◆ Job:
Skip the images. Copy the records exactly as written.

◆ Records provided:

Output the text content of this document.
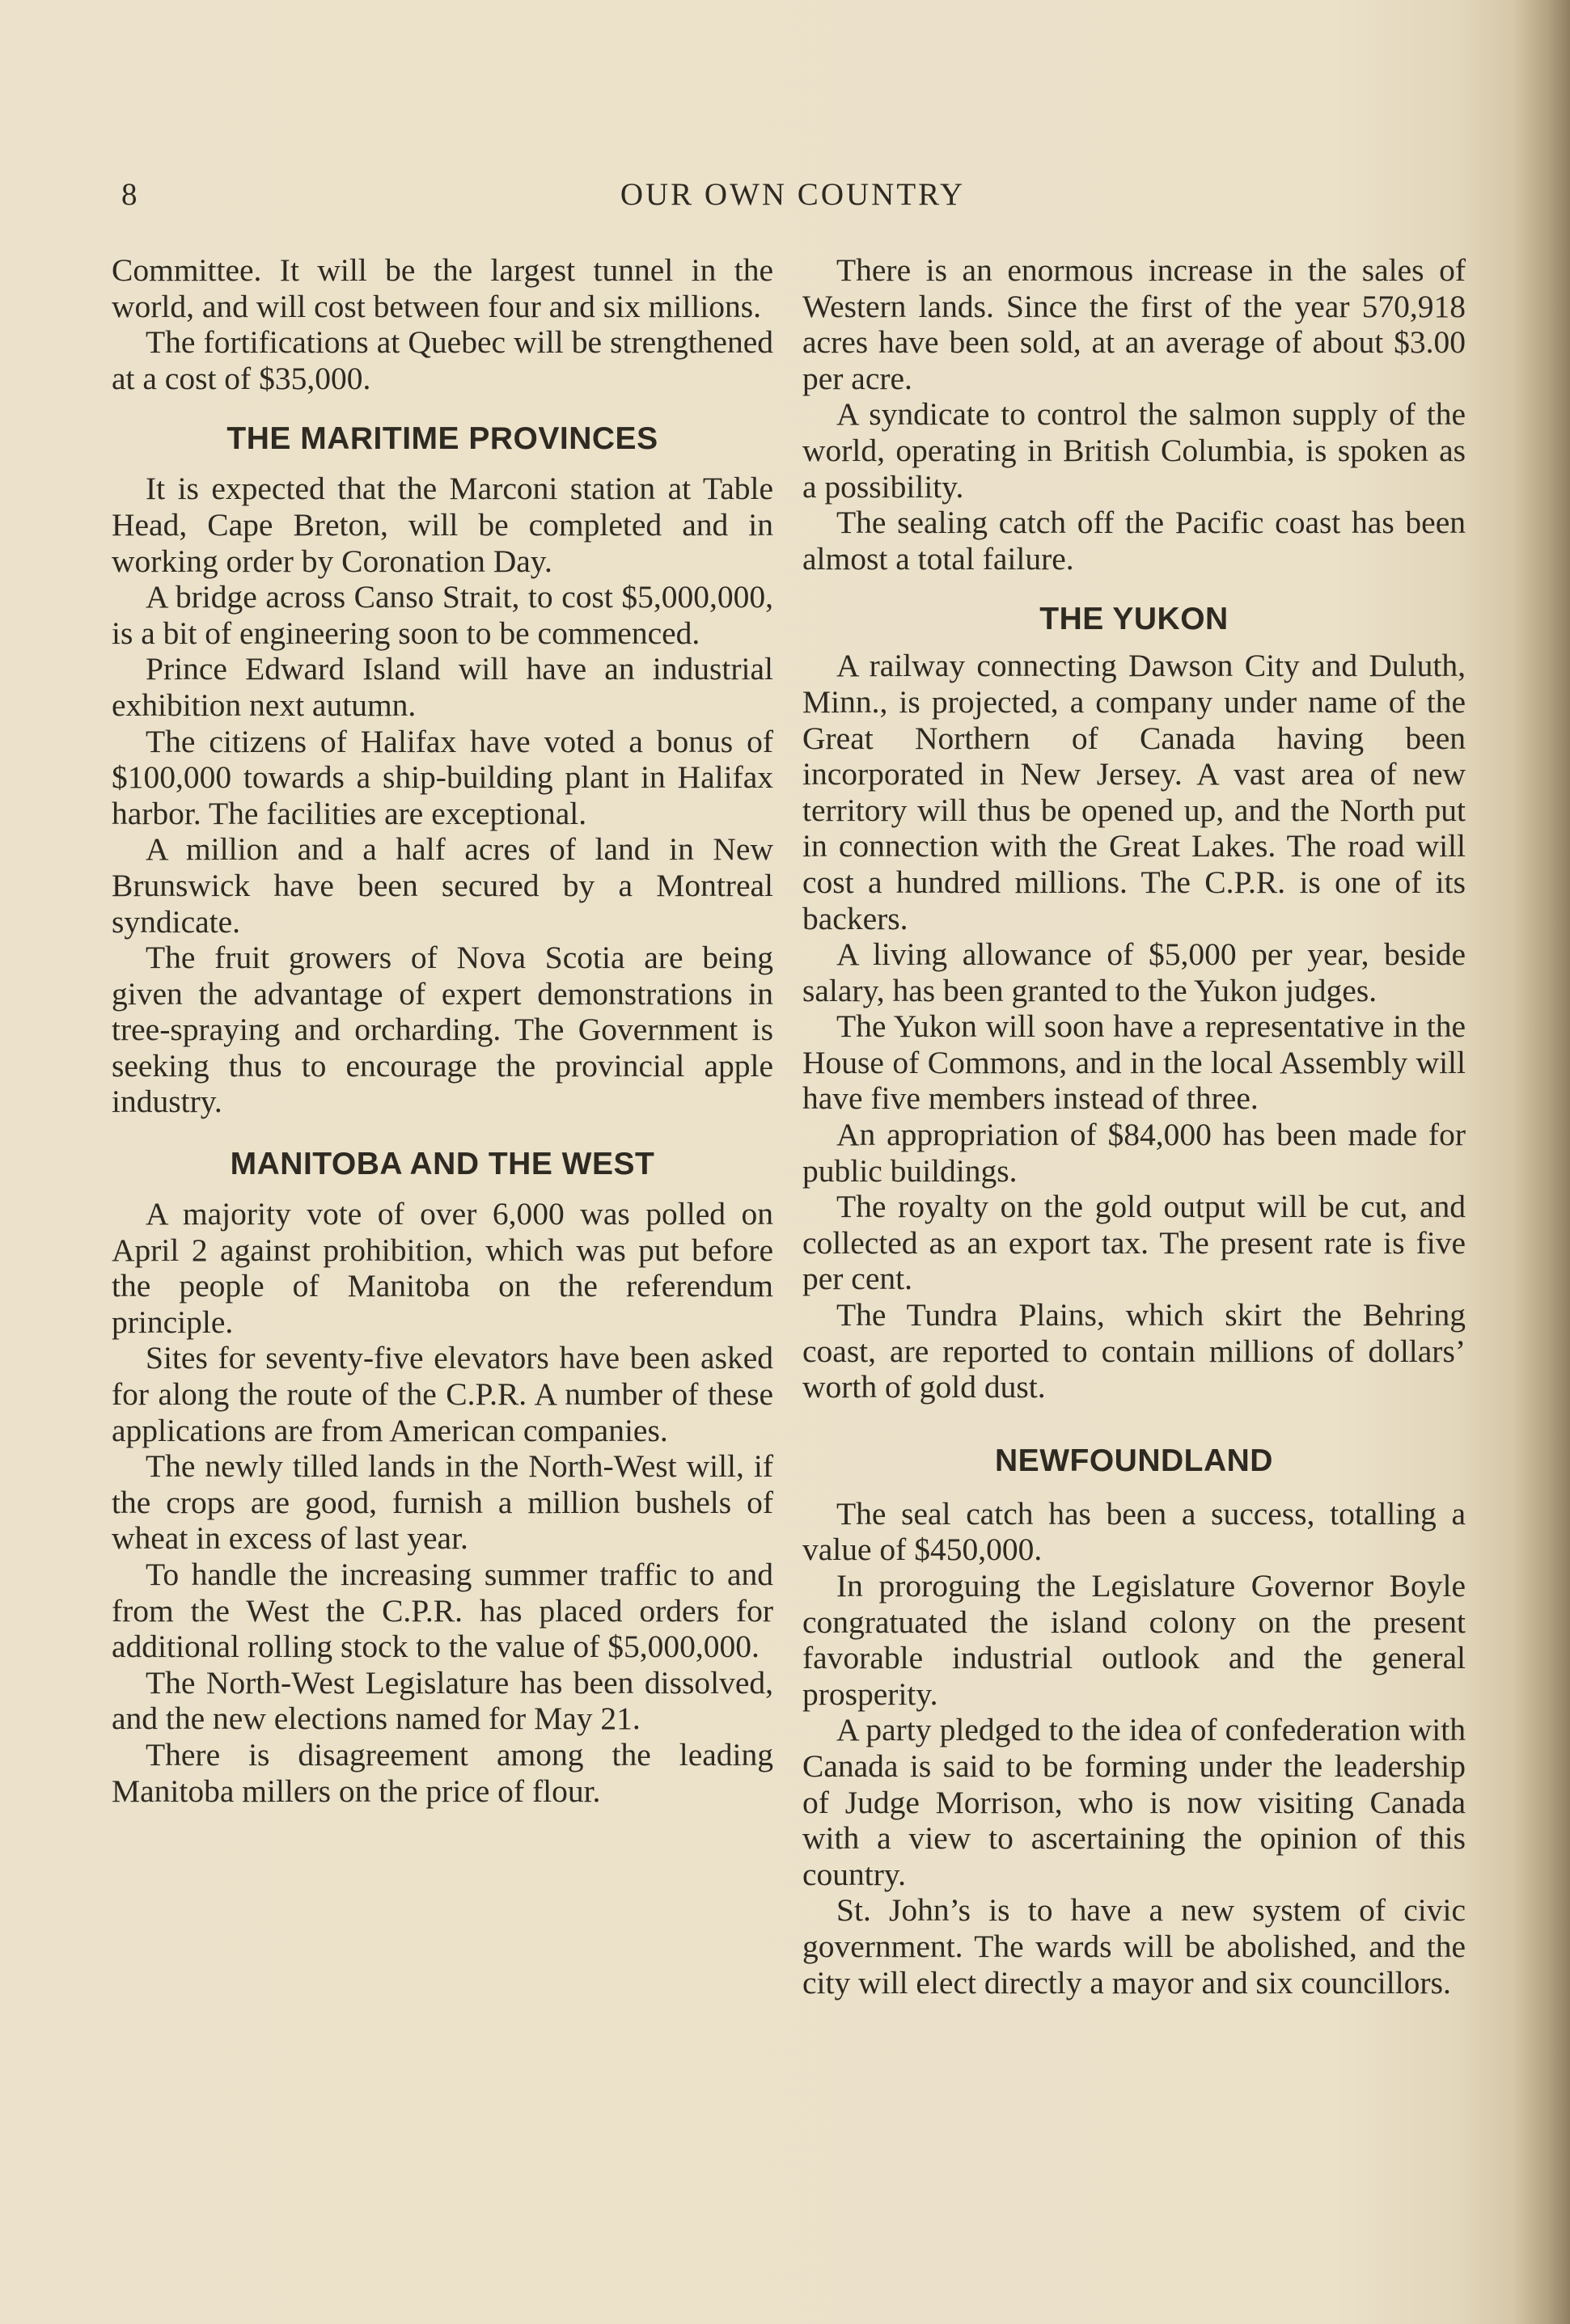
8	OUR OWN COUNTRY

Committee. It will be the largest tunnel in the world, and will cost between four and six millions.

The fortifications at Quebec will be strengthened at a cost of $35,000.

THE MARITIME PROVINCES

It is expected that the Marconi station at Table Head, Cape Breton, will be completed and in working order by Coronation Day.

A bridge across Canso Strait, to cost $5,000,000, is a bit of engineering soon to be commenced.

Prince Edward Island will have an industrial exhibition next autumn.

The citizens of Halifax have voted a bonus of $100,000 towards a ship-building plant in Halifax harbor. The facilities are exceptional.

A million and a half acres of land in New Brunswick have been secured by a Montreal syndicate.

The fruit growers of Nova Scotia are being given the advantage of expert demonstrations in tree-spraying and orcharding. The Government is seeking thus to encourage the provincial apple industry.

MANITOBA AND THE WEST

A majority vote of over 6,000 was polled on April 2 against prohibition, which was put before the people of Manitoba on the referendum principle.

Sites for seventy-five elevators have been asked for along the route of the C.P.R. A number of these applications are from American companies.

The newly tilled lands in the North-West will, if the crops are good, furnish a million bushels of wheat in excess of last year.

To handle the increasing summer traffic to and from the West the C.P.R. has placed orders for additional rolling stock to the value of $5,000,000.

The North-West Legislature has been dissolved, and the new elections named for May 21.

There is disagreement among the leading Manitoba millers on the price of flour.

There is an enormous increase in the sales of Western lands. Since the first of the year 570,918 acres have been sold, at an average of about $3.00 per acre.

A syndicate to control the salmon supply of the world, operating in British Columbia, is spoken as a possibility.

The sealing catch off the Pacific coast has been almost a total failure.

THE YUKON

A railway connecting Dawson City and Duluth, Minn., is projected, a company under name of the Great Northern of Canada having been incorporated in New Jersey. A vast area of new territory will thus be opened up, and the North put in connection with the Great Lakes. The road will cost a hundred millions. The C.P.R. is one of its backers.

A living allowance of $5,000 per year, beside salary, has been granted to the Yukon judges.

The Yukon will soon have a representative in the House of Commons, and in the local Assembly will have five members instead of three.

An appropriation of $84,000 has been made for public buildings.

The royalty on the gold output will be cut, and collected as an export tax. The present rate is five per cent.

The Tundra Plains, which skirt the Behring coast, are reported to contain millions of dollars’ worth of gold dust.

NEWFOUNDLAND

The seal catch has been a success, totalling a value of $450,000.

In proroguing the Legislature Governor Boyle congratuated the island colony on the present favorable industrial outlook and the general prosperity.

A party pledged to the idea of confederation with Canada is said to be forming under the leadership of Judge Morrison, who is now visiting Canada with a view to ascertaining the opinion of this country.

St. John’s is to have a new system of civic government. The wards will be abolished, and the city will elect directly a mayor and six councillors.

◆ Exercise output:
Output the text content of this document.
8	OUR OWN COUNTRY

Committee. It will be the largest tunnel in the world, and will cost between four and six millions.

The fortifications at Quebec will be strengthened at a cost of $35,000.

THE MARITIME PROVINCES

It is expected that the Marconi station at Table Head, Cape Breton, will be completed and in working order by Coronation Day.

A bridge across Canso Strait, to cost $5,000,000, is a bit of engineering soon to be commenced.

Prince Edward Island will have an industrial exhibition next autumn.

The citizens of Halifax have voted a bonus of $100,000 towards a ship-building plant in Halifax harbor. The facilities are exceptional.

A million and a half acres of land in New Brunswick have been secured by a Montreal syndicate.

The fruit growers of Nova Scotia are being given the advantage of expert demonstrations in tree-spraying and orcharding. The Government is seeking thus to encourage the provincial apple industry.

MANITOBA AND THE WEST

A majority vote of over 6,000 was polled on April 2 against prohibition, which was put before the people of Manitoba on the referendum principle.

Sites for seventy-five elevators have been asked for along the route of the C.P.R. A number of these applications are from American companies.

The newly tilled lands in the North-West will, if the crops are good, furnish a million bushels of wheat in excess of last year.

To handle the increasing summer traffic to and from the West the C.P.R. has placed orders for additional rolling stock to the value of $5,000,000.

The North-West Legislature has been dissolved, and the new elections named for May 21.

There is disagreement among the leading Manitoba millers on the price of flour.

There is an enormous increase in the sales of Western lands. Since the first of the year 570,918 acres have been sold, at an average of about $3.00 per acre.

A syndicate to control the salmon supply of the world, operating in British Columbia, is spoken as a possibility.

The sealing catch off the Pacific coast has been almost a total failure.

THE YUKON

A railway connecting Dawson City and Duluth, Minn., is projected, a company under name of the Great Northern of Canada having been incorporated in New Jersey. A vast area of new territory will thus be opened up, and the North put in connection with the Great Lakes. The road will cost a hundred millions. The C.P.R. is one of its backers.

A living allowance of $5,000 per year, beside salary, has been granted to the Yukon judges.

The Yukon will soon have a representative in the House of Commons, and in the local Assembly will have five members instead of three.

An appropriation of $84,000 has been made for public buildings.

The royalty on the gold output will be cut, and collected as an export tax. The present rate is five per cent.

The Tundra Plains, which skirt the Behring coast, are reported to contain millions of dollars’ worth of gold dust.

NEWFOUNDLAND

The seal catch has been a success, totalling a value of $450,000.

In proroguing the Legislature Governor Boyle congratuated the island colony on the present favorable industrial outlook and the general prosperity.

A party pledged to the idea of confederation with Canada is said to be forming under the leadership of Judge Morrison, who is now visiting Canada with a view to ascertaining the opinion of this country.

St. John’s is to have a new system of civic government. The wards will be abolished, and the city will elect directly a mayor and six councillors.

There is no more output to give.